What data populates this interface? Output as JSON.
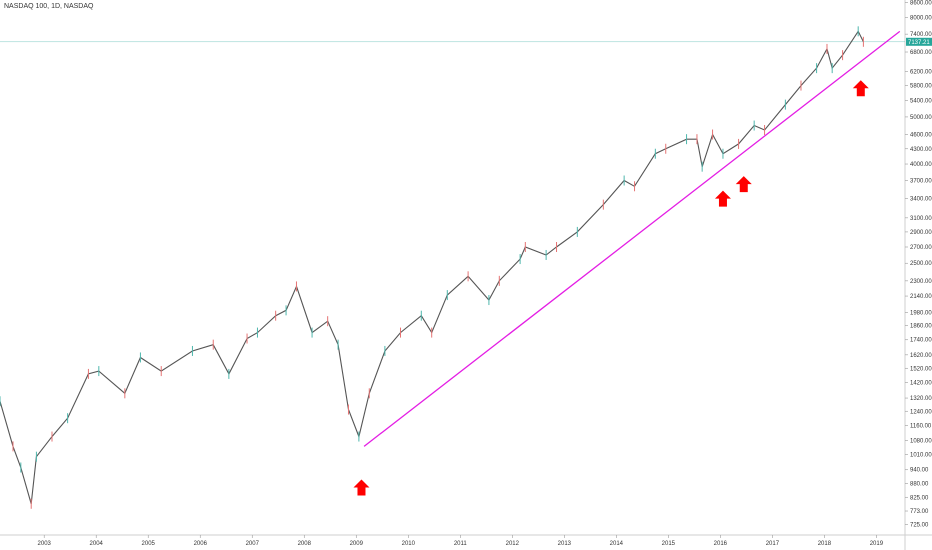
{
  "header": {
    "title": "NASDAQ 100, 1D, NASDAQ"
  },
  "colors": {
    "trendline": "#e41ee4",
    "arrow": "#ff0000",
    "badge": "#26a69a",
    "candle": "#555555"
  },
  "chart_data": {
    "type": "line",
    "title": "NASDAQ 100, 1D, NASDAQ",
    "scale": "log",
    "ylim": [
      690,
      8700
    ],
    "xlim": [
      2002.2,
      2019.6
    ],
    "y_ticks": [
      "8600.00",
      "8000.00",
      "7400.00",
      "6800.00",
      "6200.00",
      "5800.00",
      "5400.00",
      "5000.00",
      "4600.00",
      "4300.00",
      "4000.00",
      "3700.00",
      "3400.00",
      "3100.00",
      "2900.00",
      "2700.00",
      "2500.00",
      "2300.00",
      "2140.00",
      "1980.00",
      "1860.00",
      "1740.00",
      "1620.00",
      "1520.00",
      "1420.00",
      "1320.00",
      "1240.00",
      "1160.00",
      "1080.00",
      "1010.00",
      "940.00",
      "880.00",
      "825.00",
      "773.00",
      "725.00"
    ],
    "x_ticks": [
      "2003",
      "2004",
      "2005",
      "2006",
      "2007",
      "2008",
      "2009",
      "2010",
      "2011",
      "2012",
      "2013",
      "2014",
      "2015",
      "2016",
      "2017",
      "2018",
      "2019"
    ],
    "current_price_label": "7137.21",
    "current_price": 7137.21,
    "series": [
      {
        "x": [
          2002.2,
          2002.45,
          2002.6,
          2002.8,
          2002.9,
          2003.2,
          2003.5,
          2003.9,
          2004.1,
          2004.6,
          2004.9,
          2005.3,
          2005.9,
          2006.3,
          2006.6,
          2006.95,
          2007.15,
          2007.5,
          2007.7,
          2007.9,
          2008.2,
          2008.5,
          2008.7,
          2008.9,
          2009.1,
          2009.3,
          2009.6,
          2009.9,
          2010.3,
          2010.5,
          2010.8,
          2011.2,
          2011.6,
          2011.8,
          2012.2,
          2012.3,
          2012.7,
          2012.9,
          2013.3,
          2013.8,
          2014.2,
          2014.4,
          2014.8,
          2015.0,
          2015.4,
          2015.6,
          2015.7,
          2015.9,
          2016.1,
          2016.4,
          2016.7,
          2016.9,
          2017.3,
          2017.6,
          2017.9,
          2018.1,
          2018.2,
          2018.4,
          2018.7,
          2018.8
        ],
        "values": [
          1300,
          1050,
          950,
          800,
          1000,
          1100,
          1200,
          1480,
          1500,
          1350,
          1600,
          1500,
          1650,
          1700,
          1480,
          1750,
          1800,
          1950,
          2000,
          2240,
          1800,
          1900,
          1700,
          1250,
          1100,
          1350,
          1650,
          1800,
          1950,
          1800,
          2150,
          2350,
          2100,
          2300,
          2550,
          2700,
          2600,
          2700,
          2900,
          3300,
          3700,
          3600,
          4200,
          4300,
          4500,
          4500,
          3950,
          4600,
          4200,
          4400,
          4800,
          4700,
          5300,
          5800,
          6300,
          6900,
          6300,
          6700,
          7500,
          7137
        ]
      }
    ],
    "trendline": {
      "x": [
        2009.2,
        2019.5
      ],
      "y": [
        1050,
        7500
      ]
    },
    "arrows": [
      {
        "x": 2009.15,
        "y": 860
      },
      {
        "x": 2016.1,
        "y": 3380
      },
      {
        "x": 2016.5,
        "y": 3620
      },
      {
        "x": 2018.75,
        "y": 5700
      }
    ]
  }
}
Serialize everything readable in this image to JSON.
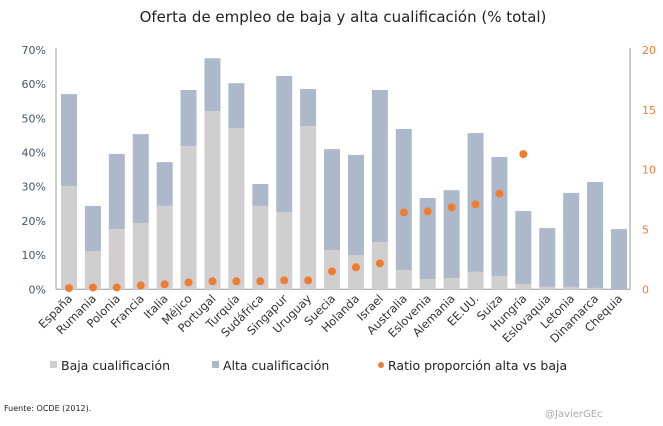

⁂

=== WORK REQUIRED ===
Omit every picture while copying the listing above exactly.

=== FULL SOLUTION ===
What data populates this interface? Output as JSON.
{
  "header": {
    "title": "NASDAQ 100, 1D, NASDAQ"
  },
  "colors": {
    "trendline": "#e41ee4",
    "arrow": "#ff0000",
    "badge": "#26a69a",
    "candle": "#555555"
  },
  "chart_data": {
    "type": "line",
    "title": "NASDAQ 100, 1D, NASDAQ",
    "scale": "log",
    "ylim": [
      690,
      8700
    ],
    "xlim": [
      2002.2,
      2019.6
    ],
    "y_ticks": [
      "8600.00",
      "8000.00",
      "7400.00",
      "6800.00",
      "6200.00",
      "5800.00",
      "5400.00",
      "5000.00",
      "4600.00",
      "4300.00",
      "4000.00",
      "3700.00",
      "3400.00",
      "3100.00",
      "2900.00",
      "2700.00",
      "2500.00",
      "2300.00",
      "2140.00",
      "1980.00",
      "1860.00",
      "1740.00",
      "1620.00",
      "1520.00",
      "1420.00",
      "1320.00",
      "1240.00",
      "1160.00",
      "1080.00",
      "1010.00",
      "940.00",
      "880.00",
      "825.00",
      "773.00",
      "725.00"
    ],
    "x_ticks": [
      "2003",
      "2004",
      "2005",
      "2006",
      "2007",
      "2008",
      "2009",
      "2010",
      "2011",
      "2012",
      "2013",
      "2014",
      "2015",
      "2016",
      "2017",
      "2018",
      "2019"
    ],
    "current_price_label": "7137.21",
    "current_price": 7137.21,
    "series": [
      {
        "x": [
          2002.2,
          2002.45,
          2002.6,
          2002.8,
          2002.9,
          2003.2,
          2003.5,
          2003.9,
          2004.1,
          2004.6,
          2004.9,
          2005.3,
          2005.9,
          2006.3,
          2006.6,
          2006.95,
          2007.15,
          2007.5,
          2007.7,
          2007.9,
          2008.2,
          2008.5,
          2008.7,
          2008.9,
          2009.1,
          2009.3,
          2009.6,
          2009.9,
          2010.3,
          2010.5,
          2010.8,
          2011.2,
          2011.6,
          2011.8,
          2012.2,
          2012.3,
          2012.7,
          2012.9,
          2013.3,
          2013.8,
          2014.2,
          2014.4,
          2014.8,
          2015.0,
          2015.4,
          2015.6,
          2015.7,
          2015.9,
          2016.1,
          2016.4,
          2016.7,
          2016.9,
          2017.3,
          2017.6,
          2017.9,
          2018.1,
          2018.2,
          2018.4,
          2018.7,
          2018.8
        ],
        "values": [
          1300,
          1050,
          950,
          800,
          1000,
          1100,
          1200,
          1480,
          1500,
          1350,
          1600,
          1500,
          1650,
          1700,
          1480,
          1750,
          1800,
          1950,
          2000,
          2240,
          1800,
          1900,
          1700,
          1250,
          1100,
          1350,
          1650,
          1800,
          1950,
          1800,
          2150,
          2350,
          2100,
          2300,
          2550,
          2700,
          2600,
          2700,
          2900,
          3300,
          3700,
          3600,
          4200,
          4300,
          4500,
          4500,
          3950,
          4600,
          4200,
          4400,
          4800,
          4700,
          5300,
          5800,
          6300,
          6900,
          6300,
          6700,
          7500,
          7137
        ]
      }
    ],
    "trendline": {
      "x": [
        2009.2,
        2019.5
      ],
      "y": [
        1050,
        7500
      ]
    },
    "arrows": [
      {
        "x": 2009.15,
        "y": 860
      },
      {
        "x": 2016.1,
        "y": 3380
      },
      {
        "x": 2016.5,
        "y": 3620
      },
      {
        "x": 2018.75,
        "y": 5700
      }
    ]
  }
}
Serialize everything readable in this image to JSON.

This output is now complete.